• _What is expected_
Track down the lines that contain "School" and copy them.

=== Material to process ===

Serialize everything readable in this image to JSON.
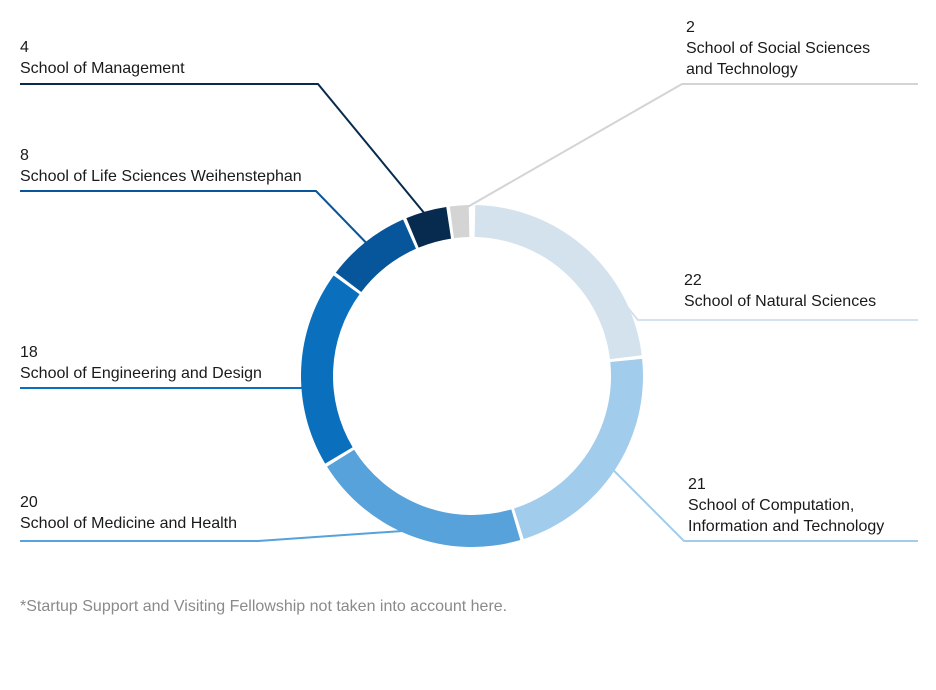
{
  "chart_data": {
    "type": "pie",
    "title": "",
    "donut": true,
    "slices": [
      {
        "label": "School of Natural Sciences",
        "value": 22,
        "color": "#d3e2ec"
      },
      {
        "label": "School of Computation,\nInformation and Technology",
        "value": 21,
        "color": "#a2ccec"
      },
      {
        "label": "School of Medicine and Health",
        "value": 20,
        "color": "#57a2da"
      },
      {
        "label": "School of Engineering and Design",
        "value": 18,
        "color": "#0a6fbd"
      },
      {
        "label": "School of Life Sciences Weihenstephan",
        "value": 8,
        "color": "#07559a"
      },
      {
        "label": "School of Management",
        "value": 4,
        "color": "#072b4e"
      },
      {
        "label": "School of Social Sciences\nand Technology",
        "value": 2,
        "color": "#d4d4d4"
      }
    ]
  },
  "footnote": "*Startup Support and Visiting Fellowship not taken into account here."
}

===

• _Response_
        "label": "School of Natural Sciences",
        "label": "School of Computation,\nInformation and Technology",
        "label": "School of Medicine and Health",
        "label": "School of Engineering and Design",
        "label": "School of Life Sciences Weihenstephan",
        "label": "School of Management",
        "label": "School of Social Sciences\nand Technology",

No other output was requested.